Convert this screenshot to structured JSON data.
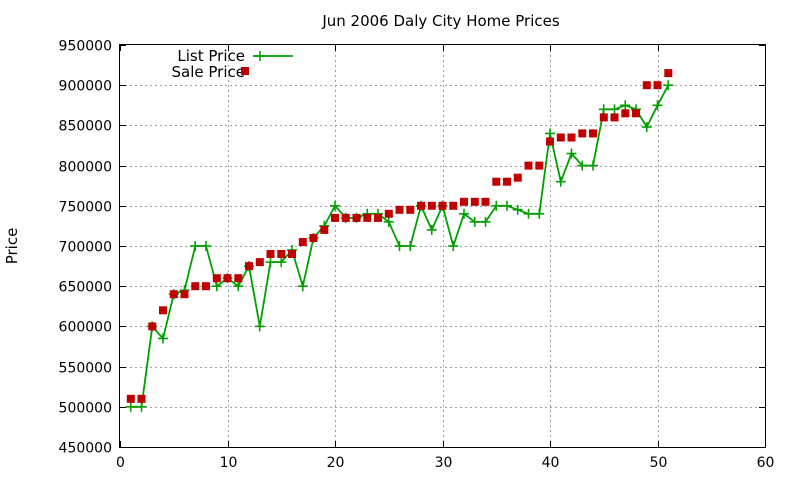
{
  "chart_data": {
    "type": "line",
    "title": "Jun 2006 Daly City Home Prices",
    "xlabel": "",
    "ylabel": "Price",
    "xlim": [
      0,
      60
    ],
    "ylim": [
      450000,
      950000
    ],
    "x_ticks": [
      "0",
      "10",
      "20",
      "30",
      "40",
      "50",
      "60"
    ],
    "y_ticks": [
      "450000",
      "500000",
      "550000",
      "600000",
      "650000",
      "700000",
      "750000",
      "800000",
      "850000",
      "900000",
      "950000"
    ],
    "grid": true,
    "legend_position": "top-left",
    "series": [
      {
        "name": "List Price",
        "style": "lines+crosses",
        "color": "#00a000",
        "x": [
          1,
          2,
          3,
          4,
          5,
          6,
          7,
          8,
          9,
          10,
          11,
          12,
          13,
          14,
          15,
          16,
          17,
          18,
          19,
          20,
          21,
          22,
          23,
          24,
          25,
          26,
          27,
          28,
          29,
          30,
          31,
          32,
          33,
          34,
          35,
          36,
          37,
          38,
          39,
          40,
          41,
          42,
          43,
          44,
          45,
          46,
          47,
          48,
          49,
          50,
          51
        ],
        "values": [
          500000,
          500000,
          600000,
          585000,
          640000,
          645000,
          700000,
          700000,
          650000,
          660000,
          650000,
          675000,
          600000,
          680000,
          680000,
          695000,
          650000,
          710000,
          725000,
          750000,
          735000,
          735000,
          740000,
          740000,
          730000,
          700000,
          700000,
          750000,
          720000,
          750000,
          700000,
          740000,
          730000,
          730000,
          750000,
          750000,
          745000,
          740000,
          740000,
          840000,
          780000,
          815000,
          800000,
          800000,
          870000,
          870000,
          875000,
          870000,
          848000,
          875000,
          900000
        ]
      },
      {
        "name": "Sale Price",
        "style": "squares",
        "color": "#c00000",
        "x": [
          1,
          2,
          3,
          4,
          5,
          6,
          7,
          8,
          9,
          10,
          11,
          12,
          13,
          14,
          15,
          16,
          17,
          18,
          19,
          20,
          21,
          22,
          23,
          24,
          25,
          26,
          27,
          28,
          29,
          30,
          31,
          32,
          33,
          34,
          35,
          36,
          37,
          38,
          39,
          40,
          41,
          42,
          43,
          44,
          45,
          46,
          47,
          48,
          49,
          50,
          51
        ],
        "values": [
          510000,
          510000,
          600000,
          620000,
          640000,
          640000,
          650000,
          650000,
          660000,
          660000,
          660000,
          675000,
          680000,
          690000,
          690000,
          690000,
          705000,
          710000,
          720000,
          735000,
          735000,
          735000,
          735000,
          735000,
          740000,
          745000,
          745000,
          750000,
          750000,
          750000,
          750000,
          755000,
          755000,
          755000,
          780000,
          780000,
          785000,
          800000,
          800000,
          830000,
          835000,
          835000,
          840000,
          840000,
          860000,
          860000,
          865000,
          865000,
          900000,
          900000,
          915000
        ]
      }
    ]
  }
}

TASK TO COMPLETE:
Write out all the entries exactly, except for the pictures.

RESULT OF THIS EXERCISE:
Convert this screenshot to structured JSON data.
{
  "chart_data": {
    "type": "line",
    "title": "Jun 2006 Daly City Home Prices",
    "xlabel": "",
    "ylabel": "Price",
    "xlim": [
      0,
      60
    ],
    "ylim": [
      450000,
      950000
    ],
    "x_ticks": [
      "0",
      "10",
      "20",
      "30",
      "40",
      "50",
      "60"
    ],
    "y_ticks": [
      "450000",
      "500000",
      "550000",
      "600000",
      "650000",
      "700000",
      "750000",
      "800000",
      "850000",
      "900000",
      "950000"
    ],
    "grid": true,
    "legend_position": "top-left",
    "series": [
      {
        "name": "List Price",
        "style": "lines+crosses",
        "color": "#00a000",
        "x": [
          1,
          2,
          3,
          4,
          5,
          6,
          7,
          8,
          9,
          10,
          11,
          12,
          13,
          14,
          15,
          16,
          17,
          18,
          19,
          20,
          21,
          22,
          23,
          24,
          25,
          26,
          27,
          28,
          29,
          30,
          31,
          32,
          33,
          34,
          35,
          36,
          37,
          38,
          39,
          40,
          41,
          42,
          43,
          44,
          45,
          46,
          47,
          48,
          49,
          50,
          51
        ],
        "values": [
          500000,
          500000,
          600000,
          585000,
          640000,
          645000,
          700000,
          700000,
          650000,
          660000,
          650000,
          675000,
          600000,
          680000,
          680000,
          695000,
          650000,
          710000,
          725000,
          750000,
          735000,
          735000,
          740000,
          740000,
          730000,
          700000,
          700000,
          750000,
          720000,
          750000,
          700000,
          740000,
          730000,
          730000,
          750000,
          750000,
          745000,
          740000,
          740000,
          840000,
          780000,
          815000,
          800000,
          800000,
          870000,
          870000,
          875000,
          870000,
          848000,
          875000,
          900000
        ]
      },
      {
        "name": "Sale Price",
        "style": "squares",
        "color": "#c00000",
        "x": [
          1,
          2,
          3,
          4,
          5,
          6,
          7,
          8,
          9,
          10,
          11,
          12,
          13,
          14,
          15,
          16,
          17,
          18,
          19,
          20,
          21,
          22,
          23,
          24,
          25,
          26,
          27,
          28,
          29,
          30,
          31,
          32,
          33,
          34,
          35,
          36,
          37,
          38,
          39,
          40,
          41,
          42,
          43,
          44,
          45,
          46,
          47,
          48,
          49,
          50,
          51
        ],
        "values": [
          510000,
          510000,
          600000,
          620000,
          640000,
          640000,
          650000,
          650000,
          660000,
          660000,
          660000,
          675000,
          680000,
          690000,
          690000,
          690000,
          705000,
          710000,
          720000,
          735000,
          735000,
          735000,
          735000,
          735000,
          740000,
          745000,
          745000,
          750000,
          750000,
          750000,
          750000,
          755000,
          755000,
          755000,
          780000,
          780000,
          785000,
          800000,
          800000,
          830000,
          835000,
          835000,
          840000,
          840000,
          860000,
          860000,
          865000,
          865000,
          900000,
          900000,
          915000
        ]
      }
    ]
  }
}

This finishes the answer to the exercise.